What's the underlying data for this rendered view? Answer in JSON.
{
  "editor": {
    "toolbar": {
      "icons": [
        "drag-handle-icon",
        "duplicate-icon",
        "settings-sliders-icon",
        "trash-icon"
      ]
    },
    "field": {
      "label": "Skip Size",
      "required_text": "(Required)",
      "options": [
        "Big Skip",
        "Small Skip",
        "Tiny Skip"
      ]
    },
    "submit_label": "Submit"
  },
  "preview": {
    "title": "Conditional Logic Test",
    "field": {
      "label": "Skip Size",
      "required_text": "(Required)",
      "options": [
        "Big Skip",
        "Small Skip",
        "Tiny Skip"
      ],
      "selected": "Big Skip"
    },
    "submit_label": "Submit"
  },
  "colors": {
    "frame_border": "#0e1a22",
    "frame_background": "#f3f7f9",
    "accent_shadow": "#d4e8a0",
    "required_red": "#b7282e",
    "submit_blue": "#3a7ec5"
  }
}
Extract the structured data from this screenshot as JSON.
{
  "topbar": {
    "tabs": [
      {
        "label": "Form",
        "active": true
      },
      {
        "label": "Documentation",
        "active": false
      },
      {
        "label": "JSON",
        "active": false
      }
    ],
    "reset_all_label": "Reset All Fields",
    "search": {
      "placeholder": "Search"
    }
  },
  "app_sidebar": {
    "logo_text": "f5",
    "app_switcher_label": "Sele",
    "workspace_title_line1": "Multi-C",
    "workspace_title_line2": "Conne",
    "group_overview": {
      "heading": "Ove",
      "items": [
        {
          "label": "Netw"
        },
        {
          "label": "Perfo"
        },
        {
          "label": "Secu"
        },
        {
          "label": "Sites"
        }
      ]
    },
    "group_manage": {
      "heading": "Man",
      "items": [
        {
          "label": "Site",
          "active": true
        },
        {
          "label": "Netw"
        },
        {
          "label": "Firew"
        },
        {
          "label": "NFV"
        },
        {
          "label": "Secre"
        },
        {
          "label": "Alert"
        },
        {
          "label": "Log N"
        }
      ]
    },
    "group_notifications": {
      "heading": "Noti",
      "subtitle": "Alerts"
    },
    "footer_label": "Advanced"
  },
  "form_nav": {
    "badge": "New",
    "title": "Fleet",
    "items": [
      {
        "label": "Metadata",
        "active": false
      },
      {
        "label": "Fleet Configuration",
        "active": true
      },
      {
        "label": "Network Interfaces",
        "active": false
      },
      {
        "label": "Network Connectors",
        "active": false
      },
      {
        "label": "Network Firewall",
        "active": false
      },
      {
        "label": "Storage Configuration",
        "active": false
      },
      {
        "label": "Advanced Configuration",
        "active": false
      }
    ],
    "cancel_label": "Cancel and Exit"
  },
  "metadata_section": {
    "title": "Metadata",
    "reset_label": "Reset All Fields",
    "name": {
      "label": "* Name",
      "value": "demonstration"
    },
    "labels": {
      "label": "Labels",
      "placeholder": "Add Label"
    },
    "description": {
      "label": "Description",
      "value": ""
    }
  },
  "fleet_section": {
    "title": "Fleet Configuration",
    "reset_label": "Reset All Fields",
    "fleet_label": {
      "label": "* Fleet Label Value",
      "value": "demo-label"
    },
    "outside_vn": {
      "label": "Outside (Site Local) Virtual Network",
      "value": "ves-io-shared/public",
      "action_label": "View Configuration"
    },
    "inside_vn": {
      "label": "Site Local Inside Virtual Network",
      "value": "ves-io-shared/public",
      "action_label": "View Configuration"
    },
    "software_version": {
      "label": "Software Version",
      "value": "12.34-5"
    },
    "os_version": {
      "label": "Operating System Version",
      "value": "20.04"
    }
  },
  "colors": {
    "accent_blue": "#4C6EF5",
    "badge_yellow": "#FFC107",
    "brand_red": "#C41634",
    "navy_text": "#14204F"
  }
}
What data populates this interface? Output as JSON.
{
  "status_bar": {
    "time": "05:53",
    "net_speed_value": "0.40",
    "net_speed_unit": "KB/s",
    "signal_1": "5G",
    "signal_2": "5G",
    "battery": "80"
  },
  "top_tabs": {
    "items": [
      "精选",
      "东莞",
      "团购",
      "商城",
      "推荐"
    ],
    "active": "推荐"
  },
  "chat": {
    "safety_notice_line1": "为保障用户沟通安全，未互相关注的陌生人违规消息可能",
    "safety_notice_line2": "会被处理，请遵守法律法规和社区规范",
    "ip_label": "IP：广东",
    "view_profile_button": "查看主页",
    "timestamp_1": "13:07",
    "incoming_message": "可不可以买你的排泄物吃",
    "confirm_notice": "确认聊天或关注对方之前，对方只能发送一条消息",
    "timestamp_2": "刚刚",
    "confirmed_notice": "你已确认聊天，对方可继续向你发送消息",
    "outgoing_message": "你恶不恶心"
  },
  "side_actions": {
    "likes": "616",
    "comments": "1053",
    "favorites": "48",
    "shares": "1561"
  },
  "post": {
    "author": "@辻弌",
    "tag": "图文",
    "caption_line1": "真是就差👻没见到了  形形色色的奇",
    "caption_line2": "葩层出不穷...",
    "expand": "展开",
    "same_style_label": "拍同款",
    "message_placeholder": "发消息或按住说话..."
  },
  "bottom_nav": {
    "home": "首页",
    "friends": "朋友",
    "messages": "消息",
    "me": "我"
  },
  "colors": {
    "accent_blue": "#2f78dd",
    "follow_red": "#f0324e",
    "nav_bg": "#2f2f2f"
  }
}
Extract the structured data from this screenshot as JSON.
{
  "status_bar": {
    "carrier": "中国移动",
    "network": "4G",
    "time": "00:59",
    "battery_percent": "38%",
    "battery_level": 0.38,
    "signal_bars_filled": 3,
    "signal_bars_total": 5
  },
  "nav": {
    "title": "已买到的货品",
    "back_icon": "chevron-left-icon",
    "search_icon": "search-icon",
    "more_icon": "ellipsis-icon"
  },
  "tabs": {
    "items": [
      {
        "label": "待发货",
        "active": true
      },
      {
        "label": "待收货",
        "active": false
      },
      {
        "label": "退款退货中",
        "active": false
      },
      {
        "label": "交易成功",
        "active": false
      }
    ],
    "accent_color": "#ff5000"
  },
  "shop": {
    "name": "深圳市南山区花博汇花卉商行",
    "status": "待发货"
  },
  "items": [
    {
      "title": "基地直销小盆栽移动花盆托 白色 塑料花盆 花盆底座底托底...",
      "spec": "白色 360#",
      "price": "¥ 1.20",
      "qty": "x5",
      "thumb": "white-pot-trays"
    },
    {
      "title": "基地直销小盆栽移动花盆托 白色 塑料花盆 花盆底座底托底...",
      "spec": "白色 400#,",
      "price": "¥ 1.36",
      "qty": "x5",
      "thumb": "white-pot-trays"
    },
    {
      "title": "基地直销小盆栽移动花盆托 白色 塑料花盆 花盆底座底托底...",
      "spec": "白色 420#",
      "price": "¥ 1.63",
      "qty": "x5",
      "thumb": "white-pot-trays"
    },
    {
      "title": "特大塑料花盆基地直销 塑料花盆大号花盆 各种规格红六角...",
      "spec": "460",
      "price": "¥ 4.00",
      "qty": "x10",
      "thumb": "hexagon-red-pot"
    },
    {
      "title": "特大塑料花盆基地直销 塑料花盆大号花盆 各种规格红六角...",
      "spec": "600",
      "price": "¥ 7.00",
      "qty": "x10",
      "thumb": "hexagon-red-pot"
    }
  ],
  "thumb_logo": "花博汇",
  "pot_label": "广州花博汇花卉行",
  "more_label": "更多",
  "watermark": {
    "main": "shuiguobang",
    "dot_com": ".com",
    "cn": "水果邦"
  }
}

□ □ □ □

* [Task to complete]: Exactly as they are written, print the entries again.

* [Problem solution]:
What's the underlying data for this rendered view? Answer in JSON.
{
  "editor": {
    "toolbar": {
      "icons": [
        "drag-handle-icon",
        "duplicate-icon",
        "settings-sliders-icon",
        "trash-icon"
      ]
    },
    "field": {
      "label": "Skip Size",
      "required_text": "(Required)",
      "options": [
        "Big Skip",
        "Small Skip",
        "Tiny Skip"
      ]
    },
    "submit_label": "Submit"
  },
  "preview": {
    "title": "Conditional Logic Test",
    "field": {
      "label": "Skip Size",
      "required_text": "(Required)",
      "options": [
        "Big Skip",
        "Small Skip",
        "Tiny Skip"
      ],
      "selected": "Big Skip"
    },
    "submit_label": "Submit"
  },
  "colors": {
    "frame_border": "#0e1a22",
    "frame_background": "#f3f7f9",
    "accent_shadow": "#d4e8a0",
    "required_red": "#b7282e",
    "submit_blue": "#3a7ec5"
  }
}
Extract the structured data from this screenshot as JSON.
{
  "topbar": {
    "tabs": [
      {
        "label": "Form",
        "active": true
      },
      {
        "label": "Documentation",
        "active": false
      },
      {
        "label": "JSON",
        "active": false
      }
    ],
    "reset_all_label": "Reset All Fields",
    "search": {
      "placeholder": "Search"
    }
  },
  "app_sidebar": {
    "logo_text": "f5",
    "app_switcher_label": "Sele",
    "workspace_title_line1": "Multi-C",
    "workspace_title_line2": "Conne",
    "group_overview": {
      "heading": "Ove",
      "items": [
        {
          "label": "Netw"
        },
        {
          "label": "Perfo"
        },
        {
          "label": "Secu"
        },
        {
          "label": "Sites"
        }
      ]
    },
    "group_manage": {
      "heading": "Man",
      "items": [
        {
          "label": "Site",
          "active": true
        },
        {
          "label": "Netw"
        },
        {
          "label": "Firew"
        },
        {
          "label": "NFV"
        },
        {
          "label": "Secre"
        },
        {
          "label": "Alert"
        },
        {
          "label": "Log N"
        }
      ]
    },
    "group_notifications": {
      "heading": "Noti",
      "subtitle": "Alerts"
    },
    "footer_label": "Advanced"
  },
  "form_nav": {
    "badge": "New",
    "title": "Fleet",
    "items": [
      {
        "label": "Metadata",
        "active": false
      },
      {
        "label": "Fleet Configuration",
        "active": true
      },
      {
        "label": "Network Interfaces",
        "active": false
      },
      {
        "label": "Network Connectors",
        "active": false
      },
      {
        "label": "Network Firewall",
        "active": false
      },
      {
        "label": "Storage Configuration",
        "active": false
      },
      {
        "label": "Advanced Configuration",
        "active": false
      }
    ],
    "cancel_label": "Cancel and Exit"
  },
  "metadata_section": {
    "title": "Metadata",
    "reset_label": "Reset All Fields",
    "name": {
      "label": "* Name",
      "value": "demonstration"
    },
    "labels": {
      "label": "Labels",
      "placeholder": "Add Label"
    },
    "description": {
      "label": "Description",
      "value": ""
    }
  },
  "fleet_section": {
    "title": "Fleet Configuration",
    "reset_label": "Reset All Fields",
    "fleet_label": {
      "label": "* Fleet Label Value",
      "value": "demo-label"
    },
    "outside_vn": {
      "label": "Outside (Site Local) Virtual Network",
      "value": "ves-io-shared/public",
      "action_label": "View Configuration"
    },
    "inside_vn": {
      "label": "Site Local Inside Virtual Network",
      "value": "ves-io-shared/public",
      "action_label": "View Configuration"
    },
    "software_version": {
      "label": "Software Version",
      "value": "12.34-5"
    },
    "os_version": {
      "label": "Operating System Version",
      "value": "20.04"
    }
  },
  "colors": {
    "accent_blue": "#4C6EF5",
    "badge_yellow": "#FFC107",
    "brand_red": "#C41634",
    "navy_text": "#14204F"
  }
}
What data populates this interface? Output as JSON.
{
  "status_bar": {
    "time": "05:53",
    "net_speed_value": "0.40",
    "net_speed_unit": "KB/s",
    "signal_1": "5G",
    "signal_2": "5G",
    "battery": "80"
  },
  "top_tabs": {
    "items": [
      "精选",
      "东莞",
      "团购",
      "商城",
      "推荐"
    ],
    "active": "推荐"
  },
  "chat": {
    "safety_notice_line1": "为保障用户沟通安全，未互相关注的陌生人违规消息可能",
    "safety_notice_line2": "会被处理，请遵守法律法规和社区规范",
    "ip_label": "IP：广东",
    "view_profile_button": "查看主页",
    "timestamp_1": "13:07",
    "incoming_message": "可不可以买你的排泄物吃",
    "confirm_notice": "确认聊天或关注对方之前，对方只能发送一条消息",
    "timestamp_2": "刚刚",
    "confirmed_notice": "你已确认聊天，对方可继续向你发送消息",
    "outgoing_message": "你恶不恶心"
  },
  "side_actions": {
    "likes": "616",
    "comments": "1053",
    "favorites": "48",
    "shares": "1561"
  },
  "post": {
    "author": "@辻弌",
    "tag": "图文",
    "caption_line1": "真是就差👻没见到了  形形色色的奇",
    "caption_line2": "葩层出不穷...",
    "expand": "展开",
    "same_style_label": "拍同款",
    "message_placeholder": "发消息或按住说话..."
  },
  "bottom_nav": {
    "home": "首页",
    "friends": "朋友",
    "messages": "消息",
    "me": "我"
  },
  "colors": {
    "accent_blue": "#2f78dd",
    "follow_red": "#f0324e",
    "nav_bg": "#2f2f2f"
  }
}
Extract the structured data from this screenshot as JSON.
{
  "status_bar": {
    "carrier": "中国移动",
    "network": "4G",
    "time": "00:59",
    "battery_percent": "38%",
    "battery_level": 0.38,
    "signal_bars_filled": 3,
    "signal_bars_total": 5
  },
  "nav": {
    "title": "已买到的货品",
    "back_icon": "chevron-left-icon",
    "search_icon": "search-icon",
    "more_icon": "ellipsis-icon"
  },
  "tabs": {
    "items": [
      {
        "label": "待发货",
        "active": true
      },
      {
        "label": "待收货",
        "active": false
      },
      {
        "label": "退款退货中",
        "active": false
      },
      {
        "label": "交易成功",
        "active": false
      }
    ],
    "accent_color": "#ff5000"
  },
  "shop": {
    "name": "深圳市南山区花博汇花卉商行",
    "status": "待发货"
  },
  "items": [
    {
      "title": "基地直销小盆栽移动花盆托 白色 塑料花盆 花盆底座底托底...",
      "spec": "白色 360#",
      "price": "¥ 1.20",
      "qty": "x5",
      "thumb": "white-pot-trays"
    },
    {
      "title": "基地直销小盆栽移动花盆托 白色 塑料花盆 花盆底座底托底...",
      "spec": "白色 400#,",
      "price": "¥ 1.36",
      "qty": "x5",
      "thumb": "white-pot-trays"
    },
    {
      "title": "基地直销小盆栽移动花盆托 白色 塑料花盆 花盆底座底托底...",
      "spec": "白色 420#",
      "price": "¥ 1.63",
      "qty": "x5",
      "thumb": "white-pot-trays"
    },
    {
      "title": "特大塑料花盆基地直销 塑料花盆大号花盆 各种规格红六角...",
      "spec": "460",
      "price": "¥ 4.00",
      "qty": "x10",
      "thumb": "hexagon-red-pot"
    },
    {
      "title": "特大塑料花盆基地直销 塑料花盆大号花盆 各种规格红六角...",
      "spec": "600",
      "price": "¥ 7.00",
      "qty": "x10",
      "thumb": "hexagon-red-pot"
    }
  ],
  "thumb_logo": "花博汇",
  "pot_label": "广州花博汇花卉行",
  "more_label": "更多",
  "watermark": {
    "main": "shuiguobang",
    "dot_com": ".com",
    "cn": "水果邦"
  }
}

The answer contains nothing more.